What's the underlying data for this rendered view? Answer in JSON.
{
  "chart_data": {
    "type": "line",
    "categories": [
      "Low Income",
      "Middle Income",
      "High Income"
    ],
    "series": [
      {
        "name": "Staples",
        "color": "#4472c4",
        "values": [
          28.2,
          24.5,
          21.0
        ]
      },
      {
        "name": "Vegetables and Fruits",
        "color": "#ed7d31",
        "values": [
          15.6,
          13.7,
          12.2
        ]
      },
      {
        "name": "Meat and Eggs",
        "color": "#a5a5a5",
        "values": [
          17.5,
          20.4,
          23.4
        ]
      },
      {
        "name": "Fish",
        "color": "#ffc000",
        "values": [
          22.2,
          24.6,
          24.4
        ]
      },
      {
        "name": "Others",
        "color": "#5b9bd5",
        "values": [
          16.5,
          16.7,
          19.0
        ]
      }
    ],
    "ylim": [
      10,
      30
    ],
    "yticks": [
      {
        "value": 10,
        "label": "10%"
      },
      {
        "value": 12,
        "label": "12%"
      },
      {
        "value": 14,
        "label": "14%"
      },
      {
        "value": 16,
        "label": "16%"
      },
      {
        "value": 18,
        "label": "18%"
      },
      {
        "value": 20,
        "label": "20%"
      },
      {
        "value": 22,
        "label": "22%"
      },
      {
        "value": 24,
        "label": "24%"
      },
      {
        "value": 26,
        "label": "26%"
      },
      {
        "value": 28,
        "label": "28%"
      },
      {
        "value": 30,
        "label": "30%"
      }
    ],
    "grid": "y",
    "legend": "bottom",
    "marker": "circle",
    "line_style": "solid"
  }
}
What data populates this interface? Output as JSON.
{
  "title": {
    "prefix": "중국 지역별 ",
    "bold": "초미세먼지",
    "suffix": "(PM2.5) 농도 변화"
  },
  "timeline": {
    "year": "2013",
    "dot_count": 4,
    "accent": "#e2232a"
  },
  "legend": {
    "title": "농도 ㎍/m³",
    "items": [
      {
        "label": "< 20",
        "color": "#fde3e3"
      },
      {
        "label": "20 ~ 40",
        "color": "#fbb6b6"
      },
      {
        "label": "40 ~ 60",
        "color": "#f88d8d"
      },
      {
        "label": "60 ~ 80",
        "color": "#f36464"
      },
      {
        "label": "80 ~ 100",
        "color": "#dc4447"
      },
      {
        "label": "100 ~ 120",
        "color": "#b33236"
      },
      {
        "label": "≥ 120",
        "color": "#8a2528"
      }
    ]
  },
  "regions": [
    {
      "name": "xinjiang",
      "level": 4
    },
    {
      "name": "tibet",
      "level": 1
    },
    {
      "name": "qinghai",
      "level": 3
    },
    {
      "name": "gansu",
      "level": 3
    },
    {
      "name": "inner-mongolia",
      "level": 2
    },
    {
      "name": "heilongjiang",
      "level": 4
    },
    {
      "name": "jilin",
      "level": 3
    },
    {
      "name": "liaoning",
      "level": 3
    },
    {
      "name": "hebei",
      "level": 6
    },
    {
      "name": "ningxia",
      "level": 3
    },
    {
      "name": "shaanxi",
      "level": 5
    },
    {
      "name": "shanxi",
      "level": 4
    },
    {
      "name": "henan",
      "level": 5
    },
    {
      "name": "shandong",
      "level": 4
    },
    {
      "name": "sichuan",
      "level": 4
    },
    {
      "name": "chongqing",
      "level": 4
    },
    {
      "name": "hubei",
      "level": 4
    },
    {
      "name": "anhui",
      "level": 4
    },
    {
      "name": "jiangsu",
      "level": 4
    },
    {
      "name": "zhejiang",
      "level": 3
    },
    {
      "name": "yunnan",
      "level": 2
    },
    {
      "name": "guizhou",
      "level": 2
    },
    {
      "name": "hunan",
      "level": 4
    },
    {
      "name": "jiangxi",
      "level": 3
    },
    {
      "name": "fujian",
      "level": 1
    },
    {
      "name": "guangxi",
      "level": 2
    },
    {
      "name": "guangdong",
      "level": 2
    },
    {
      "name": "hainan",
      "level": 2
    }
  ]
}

# Exercise
Extract each entry in full and write it down exactly.

# Response
What's the underlying data for this rendered view? Answer in JSON.
{
  "chart_data": {
    "type": "line",
    "categories": [
      "Low Income",
      "Middle Income",
      "High Income"
    ],
    "series": [
      {
        "name": "Staples",
        "color": "#4472c4",
        "values": [
          28.2,
          24.5,
          21.0
        ]
      },
      {
        "name": "Vegetables and Fruits",
        "color": "#ed7d31",
        "values": [
          15.6,
          13.7,
          12.2
        ]
      },
      {
        "name": "Meat and Eggs",
        "color": "#a5a5a5",
        "values": [
          17.5,
          20.4,
          23.4
        ]
      },
      {
        "name": "Fish",
        "color": "#ffc000",
        "values": [
          22.2,
          24.6,
          24.4
        ]
      },
      {
        "name": "Others",
        "color": "#5b9bd5",
        "values": [
          16.5,
          16.7,
          19.0
        ]
      }
    ],
    "ylim": [
      10,
      30
    ],
    "yticks": [
      {
        "value": 10,
        "label": "10%"
      },
      {
        "value": 12,
        "label": "12%"
      },
      {
        "value": 14,
        "label": "14%"
      },
      {
        "value": 16,
        "label": "16%"
      },
      {
        "value": 18,
        "label": "18%"
      },
      {
        "value": 20,
        "label": "20%"
      },
      {
        "value": 22,
        "label": "22%"
      },
      {
        "value": 24,
        "label": "24%"
      },
      {
        "value": 26,
        "label": "26%"
      },
      {
        "value": 28,
        "label": "28%"
      },
      {
        "value": 30,
        "label": "30%"
      }
    ],
    "grid": "y",
    "legend": "bottom",
    "marker": "circle",
    "line_style": "solid"
  }
}
What data populates this interface? Output as JSON.
{
  "title": {
    "prefix": "중국 지역별 ",
    "bold": "초미세먼지",
    "suffix": "(PM2.5) 농도 변화"
  },
  "timeline": {
    "year": "2013",
    "dot_count": 4,
    "accent": "#e2232a"
  },
  "legend": {
    "title": "농도 ㎍/m³",
    "items": [
      {
        "label": "< 20",
        "color": "#fde3e3"
      },
      {
        "label": "20 ~ 40",
        "color": "#fbb6b6"
      },
      {
        "label": "40 ~ 60",
        "color": "#f88d8d"
      },
      {
        "label": "60 ~ 80",
        "color": "#f36464"
      },
      {
        "label": "80 ~ 100",
        "color": "#dc4447"
      },
      {
        "label": "100 ~ 120",
        "color": "#b33236"
      },
      {
        "label": "≥ 120",
        "color": "#8a2528"
      }
    ]
  },
  "regions": [
    {
      "name": "xinjiang",
      "level": 4
    },
    {
      "name": "tibet",
      "level": 1
    },
    {
      "name": "qinghai",
      "level": 3
    },
    {
      "name": "gansu",
      "level": 3
    },
    {
      "name": "inner-mongolia",
      "level": 2
    },
    {
      "name": "heilongjiang",
      "level": 4
    },
    {
      "name": "jilin",
      "level": 3
    },
    {
      "name": "liaoning",
      "level": 3
    },
    {
      "name": "hebei",
      "level": 6
    },
    {
      "name": "ningxia",
      "level": 3
    },
    {
      "name": "shaanxi",
      "level": 5
    },
    {
      "name": "shanxi",
      "level": 4
    },
    {
      "name": "henan",
      "level": 5
    },
    {
      "name": "shandong",
      "level": 4
    },
    {
      "name": "sichuan",
      "level": 4
    },
    {
      "name": "chongqing",
      "level": 4
    },
    {
      "name": "hubei",
      "level": 4
    },
    {
      "name": "anhui",
      "level": 4
    },
    {
      "name": "jiangsu",
      "level": 4
    },
    {
      "name": "zhejiang",
      "level": 3
    },
    {
      "name": "yunnan",
      "level": 2
    },
    {
      "name": "guizhou",
      "level": 2
    },
    {
      "name": "hunan",
      "level": 4
    },
    {
      "name": "jiangxi",
      "level": 3
    },
    {
      "name": "fujian",
      "level": 1
    },
    {
      "name": "guangxi",
      "level": 2
    },
    {
      "name": "guangdong",
      "level": 2
    },
    {
      "name": "hainan",
      "level": 2
    }
  ]
}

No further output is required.